Exercise data:
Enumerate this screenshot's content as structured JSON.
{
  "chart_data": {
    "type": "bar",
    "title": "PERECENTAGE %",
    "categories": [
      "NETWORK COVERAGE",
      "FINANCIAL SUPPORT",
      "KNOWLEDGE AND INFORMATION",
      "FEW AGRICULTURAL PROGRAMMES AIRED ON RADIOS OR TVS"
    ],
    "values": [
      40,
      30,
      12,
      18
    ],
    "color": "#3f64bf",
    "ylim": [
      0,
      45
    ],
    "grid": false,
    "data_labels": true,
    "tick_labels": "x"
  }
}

Written instruction:
Please restate the records in full, word for word.

The reply:
Enumerate this screenshot's content as structured JSON.
{
  "chart_data": {
    "type": "bar",
    "title": "PERECENTAGE %",
    "categories": [
      "NETWORK COVERAGE",
      "FINANCIAL SUPPORT",
      "KNOWLEDGE AND INFORMATION",
      "FEW AGRICULTURAL PROGRAMMES AIRED ON RADIOS OR TVS"
    ],
    "values": [
      40,
      30,
      12,
      18
    ],
    "color": "#3f64bf",
    "ylim": [
      0,
      45
    ],
    "grid": false,
    "data_labels": true,
    "tick_labels": "x"
  }
}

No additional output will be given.